> _Data entries_

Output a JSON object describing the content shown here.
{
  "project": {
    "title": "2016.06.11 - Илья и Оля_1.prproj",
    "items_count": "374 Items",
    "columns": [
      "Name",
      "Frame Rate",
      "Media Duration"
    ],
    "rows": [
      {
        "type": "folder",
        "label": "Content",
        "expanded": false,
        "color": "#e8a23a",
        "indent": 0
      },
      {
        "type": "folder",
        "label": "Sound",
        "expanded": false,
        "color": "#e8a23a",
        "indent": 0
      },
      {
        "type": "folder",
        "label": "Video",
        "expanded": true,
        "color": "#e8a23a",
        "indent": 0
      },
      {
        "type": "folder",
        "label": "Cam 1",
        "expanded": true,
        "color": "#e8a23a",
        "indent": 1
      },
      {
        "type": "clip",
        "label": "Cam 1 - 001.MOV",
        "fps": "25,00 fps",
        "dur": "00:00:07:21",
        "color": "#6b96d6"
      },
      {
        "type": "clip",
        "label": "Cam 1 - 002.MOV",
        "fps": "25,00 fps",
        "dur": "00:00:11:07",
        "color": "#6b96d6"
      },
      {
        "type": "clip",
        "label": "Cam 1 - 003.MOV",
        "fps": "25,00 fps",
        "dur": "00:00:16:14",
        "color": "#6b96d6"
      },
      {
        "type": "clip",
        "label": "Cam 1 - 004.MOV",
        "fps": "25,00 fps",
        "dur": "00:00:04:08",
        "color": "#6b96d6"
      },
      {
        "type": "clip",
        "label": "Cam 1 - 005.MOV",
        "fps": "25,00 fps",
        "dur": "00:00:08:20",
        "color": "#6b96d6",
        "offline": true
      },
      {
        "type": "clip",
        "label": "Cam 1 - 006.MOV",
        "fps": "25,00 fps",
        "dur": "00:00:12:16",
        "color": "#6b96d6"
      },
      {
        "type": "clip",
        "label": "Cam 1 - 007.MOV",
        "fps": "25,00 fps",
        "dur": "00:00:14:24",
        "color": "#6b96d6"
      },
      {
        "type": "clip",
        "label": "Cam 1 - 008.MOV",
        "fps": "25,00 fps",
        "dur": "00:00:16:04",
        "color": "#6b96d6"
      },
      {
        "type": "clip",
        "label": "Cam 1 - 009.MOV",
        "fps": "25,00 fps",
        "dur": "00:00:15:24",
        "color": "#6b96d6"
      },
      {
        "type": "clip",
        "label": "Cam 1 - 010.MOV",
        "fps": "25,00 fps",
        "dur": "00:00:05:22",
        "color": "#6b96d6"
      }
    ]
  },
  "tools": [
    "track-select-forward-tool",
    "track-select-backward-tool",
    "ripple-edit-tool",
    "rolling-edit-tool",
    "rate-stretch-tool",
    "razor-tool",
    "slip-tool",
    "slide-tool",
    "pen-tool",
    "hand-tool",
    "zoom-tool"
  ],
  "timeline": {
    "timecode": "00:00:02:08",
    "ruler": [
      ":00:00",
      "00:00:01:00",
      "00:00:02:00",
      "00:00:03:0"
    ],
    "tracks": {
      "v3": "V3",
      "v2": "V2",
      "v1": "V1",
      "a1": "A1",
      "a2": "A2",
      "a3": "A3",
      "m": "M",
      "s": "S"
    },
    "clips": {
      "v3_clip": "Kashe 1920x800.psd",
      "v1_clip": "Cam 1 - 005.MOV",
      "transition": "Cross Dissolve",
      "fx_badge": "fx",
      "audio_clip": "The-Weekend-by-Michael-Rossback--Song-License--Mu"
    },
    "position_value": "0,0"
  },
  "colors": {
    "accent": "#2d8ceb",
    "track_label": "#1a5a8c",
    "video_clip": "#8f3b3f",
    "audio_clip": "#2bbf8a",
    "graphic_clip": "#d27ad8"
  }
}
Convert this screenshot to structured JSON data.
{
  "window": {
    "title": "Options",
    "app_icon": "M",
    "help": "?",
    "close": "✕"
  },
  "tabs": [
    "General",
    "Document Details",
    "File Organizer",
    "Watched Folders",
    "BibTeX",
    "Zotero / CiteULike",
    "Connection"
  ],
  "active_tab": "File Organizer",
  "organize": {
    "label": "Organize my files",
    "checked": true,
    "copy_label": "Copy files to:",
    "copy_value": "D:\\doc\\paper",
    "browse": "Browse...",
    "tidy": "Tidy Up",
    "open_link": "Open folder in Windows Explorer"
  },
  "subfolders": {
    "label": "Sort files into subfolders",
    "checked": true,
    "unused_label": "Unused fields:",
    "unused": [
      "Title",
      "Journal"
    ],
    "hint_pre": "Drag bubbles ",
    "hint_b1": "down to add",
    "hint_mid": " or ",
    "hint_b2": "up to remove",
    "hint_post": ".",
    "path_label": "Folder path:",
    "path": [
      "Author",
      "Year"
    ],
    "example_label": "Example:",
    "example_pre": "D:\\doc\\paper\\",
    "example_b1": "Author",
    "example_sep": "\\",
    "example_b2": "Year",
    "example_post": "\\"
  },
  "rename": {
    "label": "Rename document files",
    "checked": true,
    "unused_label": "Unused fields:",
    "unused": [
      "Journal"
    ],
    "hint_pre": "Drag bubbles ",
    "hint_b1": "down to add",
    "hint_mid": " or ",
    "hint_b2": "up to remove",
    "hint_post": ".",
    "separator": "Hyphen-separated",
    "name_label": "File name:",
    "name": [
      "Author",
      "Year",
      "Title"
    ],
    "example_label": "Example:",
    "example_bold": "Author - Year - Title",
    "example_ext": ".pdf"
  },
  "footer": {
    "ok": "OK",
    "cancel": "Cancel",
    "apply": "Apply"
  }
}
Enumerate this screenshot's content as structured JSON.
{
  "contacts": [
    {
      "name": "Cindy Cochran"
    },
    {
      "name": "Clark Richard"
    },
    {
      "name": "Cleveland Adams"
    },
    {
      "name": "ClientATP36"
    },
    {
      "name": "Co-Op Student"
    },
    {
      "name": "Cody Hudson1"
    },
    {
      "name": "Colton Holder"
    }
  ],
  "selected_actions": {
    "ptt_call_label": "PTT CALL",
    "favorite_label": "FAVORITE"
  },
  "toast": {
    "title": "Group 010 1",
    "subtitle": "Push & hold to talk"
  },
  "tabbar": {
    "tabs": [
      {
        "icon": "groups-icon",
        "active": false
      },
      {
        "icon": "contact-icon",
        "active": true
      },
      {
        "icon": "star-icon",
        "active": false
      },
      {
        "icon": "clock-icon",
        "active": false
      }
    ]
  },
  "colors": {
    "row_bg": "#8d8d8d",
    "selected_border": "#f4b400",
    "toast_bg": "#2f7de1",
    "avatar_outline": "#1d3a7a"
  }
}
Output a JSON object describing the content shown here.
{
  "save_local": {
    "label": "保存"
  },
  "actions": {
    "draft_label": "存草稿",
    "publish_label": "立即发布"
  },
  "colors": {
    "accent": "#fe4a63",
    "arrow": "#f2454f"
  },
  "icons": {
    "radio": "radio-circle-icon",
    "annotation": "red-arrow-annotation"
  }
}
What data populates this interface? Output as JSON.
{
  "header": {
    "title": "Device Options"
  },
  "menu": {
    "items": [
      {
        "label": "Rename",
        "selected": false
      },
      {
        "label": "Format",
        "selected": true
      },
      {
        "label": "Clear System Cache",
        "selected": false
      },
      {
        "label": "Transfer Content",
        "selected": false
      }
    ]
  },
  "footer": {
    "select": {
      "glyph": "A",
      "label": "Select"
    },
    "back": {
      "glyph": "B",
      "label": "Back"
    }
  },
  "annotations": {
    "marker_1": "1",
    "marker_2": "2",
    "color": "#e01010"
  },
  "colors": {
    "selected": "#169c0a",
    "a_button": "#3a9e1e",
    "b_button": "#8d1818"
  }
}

> _Problem_
Count up every line above that has the word "arrow" in it; answer with the number alone.

> _Answer to this problem_
2